**Exercise task:** Print every entry, word for word, and skip the images.

..............................

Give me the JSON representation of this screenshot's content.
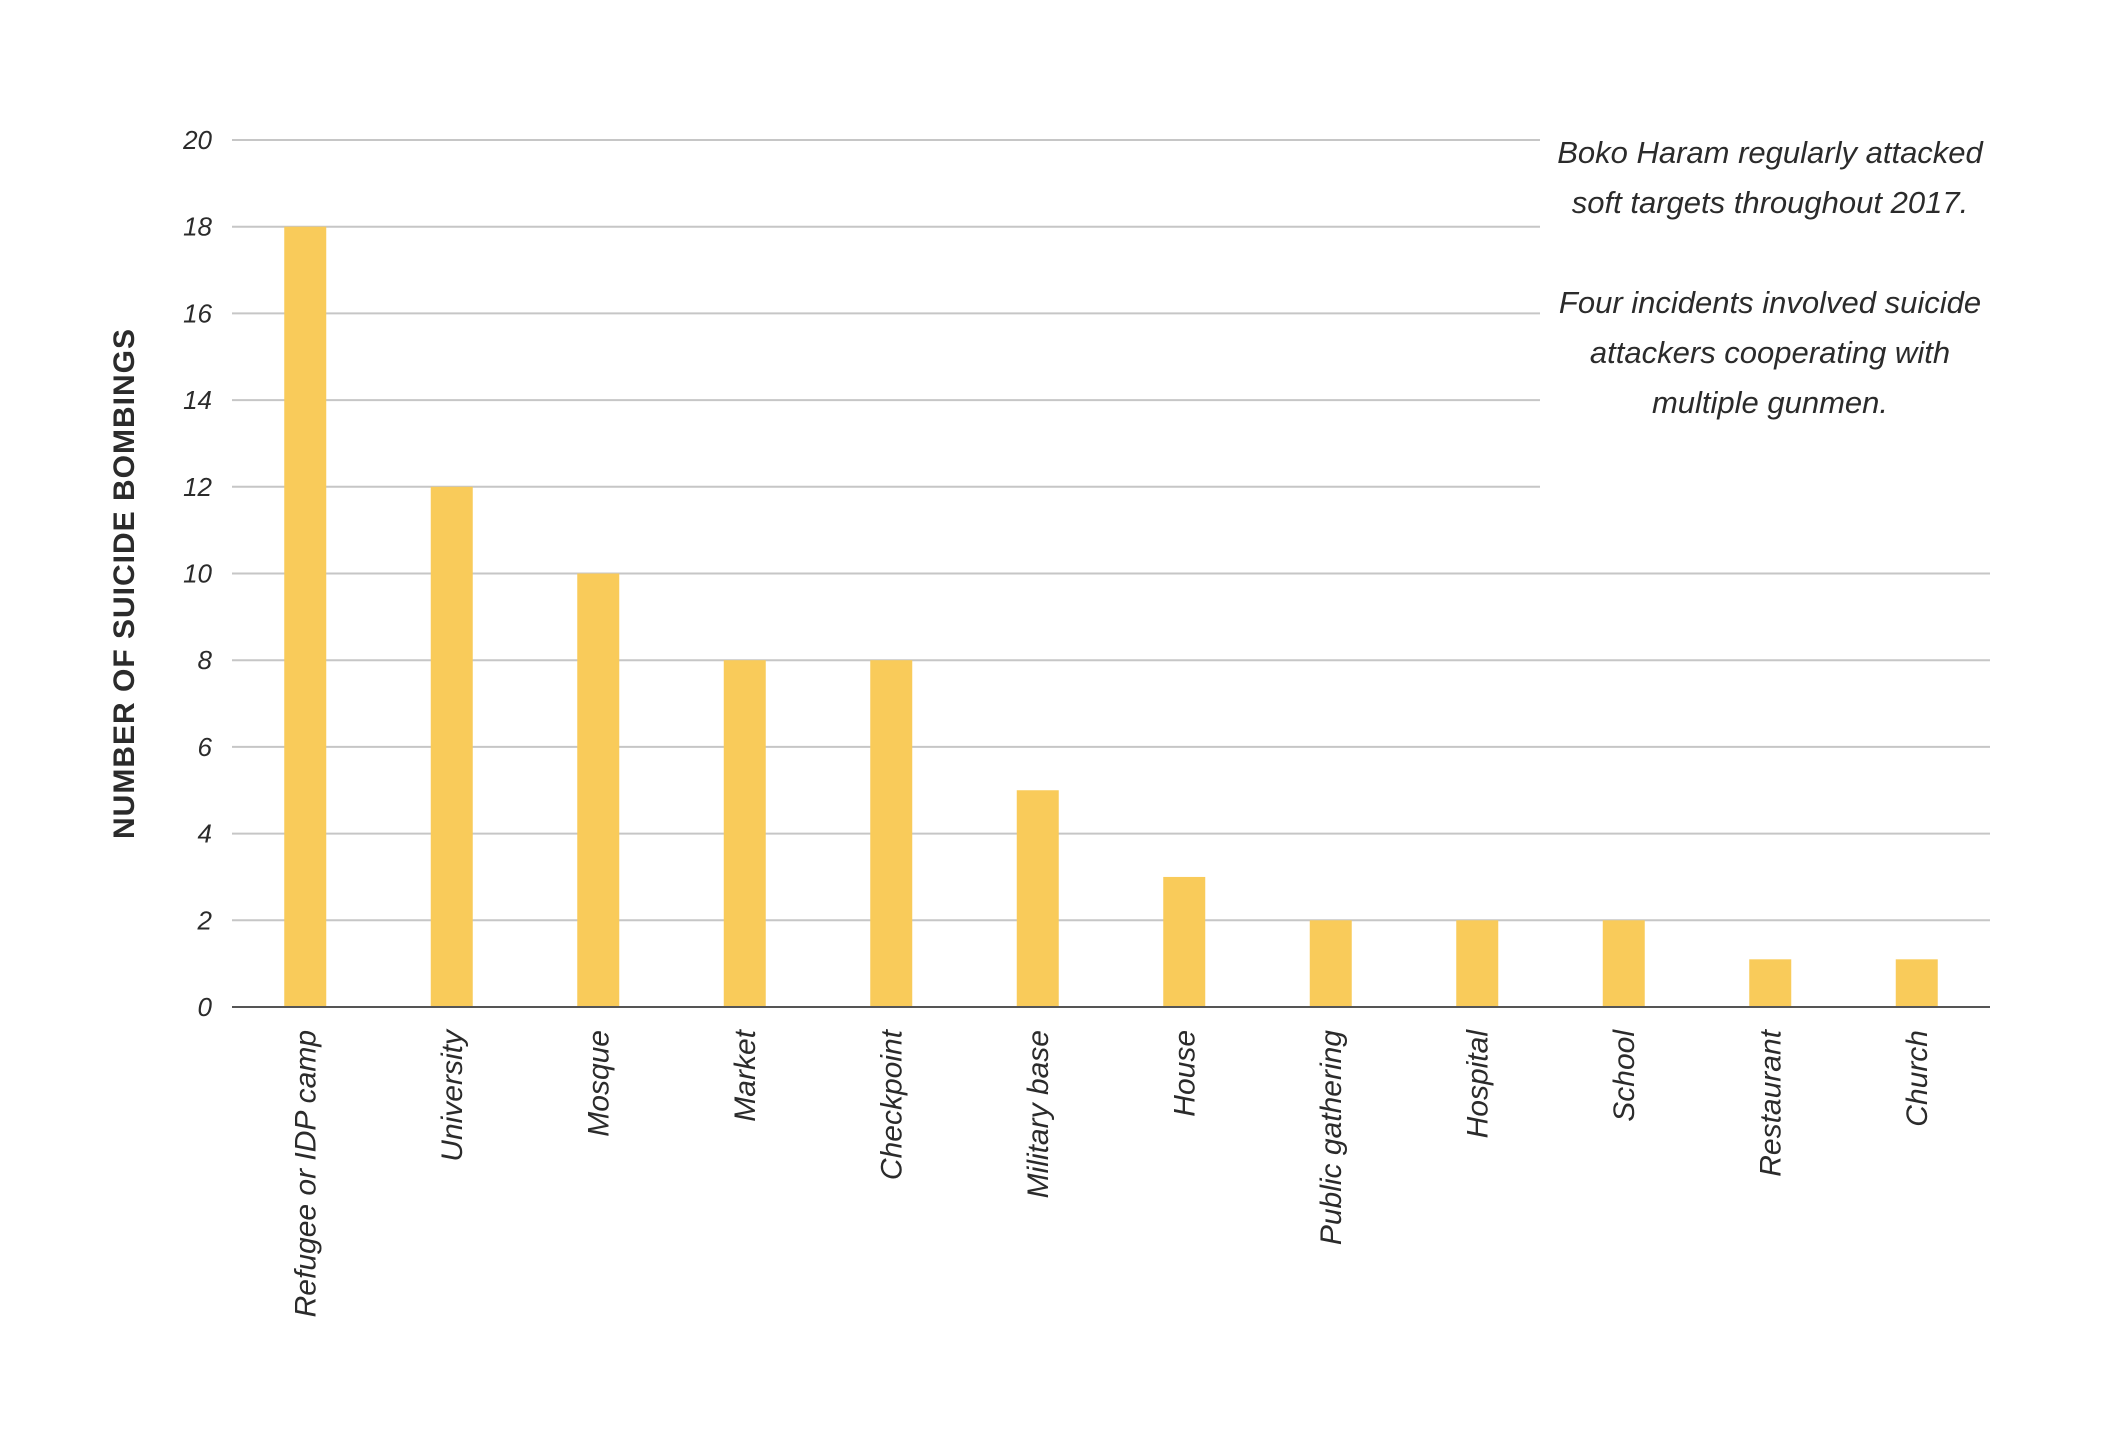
{
  "chart_data": {
    "type": "bar",
    "title": "",
    "xlabel": "",
    "ylabel": "NUMBER OF SUICIDE BOMBINGS",
    "ylim": [
      0,
      20
    ],
    "yticks": [
      0,
      2,
      4,
      6,
      8,
      10,
      12,
      14,
      16,
      18,
      20
    ],
    "grid": true,
    "bar_color": "#f9cb5a",
    "categories": [
      "Refugee or IDP camp",
      "University",
      "Mosque",
      "Market",
      "Checkpoint",
      "Military base",
      "House",
      "Public gathering",
      "Hospital",
      "School",
      "Restaurant",
      "Church"
    ],
    "values": [
      18,
      12,
      10,
      8,
      8,
      5,
      3,
      2,
      2,
      2,
      1.1,
      1.1
    ],
    "annotations": [
      "Boko Haram regularly attacked soft targets throughout 2017.",
      "Four incidents involved suicide attackers cooperating with multiple gunmen."
    ]
  }
}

..............................

**Task answer:**
Give me the JSON representation of this screenshot's content.
{
  "chart_data": {
    "type": "bar",
    "title": "",
    "xlabel": "",
    "ylabel": "NUMBER OF SUICIDE BOMBINGS",
    "ylim": [
      0,
      20
    ],
    "yticks": [
      0,
      2,
      4,
      6,
      8,
      10,
      12,
      14,
      16,
      18,
      20
    ],
    "grid": true,
    "bar_color": "#f9cb5a",
    "categories": [
      "Refugee or IDP camp",
      "University",
      "Mosque",
      "Market",
      "Checkpoint",
      "Military base",
      "House",
      "Public gathering",
      "Hospital",
      "School",
      "Restaurant",
      "Church"
    ],
    "values": [
      18,
      12,
      10,
      8,
      8,
      5,
      3,
      2,
      2,
      2,
      1.1,
      1.1
    ],
    "annotations": [
      "Boko Haram regularly attacked soft targets throughout 2017.",
      "Four incidents involved suicide attackers cooperating with multiple gunmen."
    ]
  }
}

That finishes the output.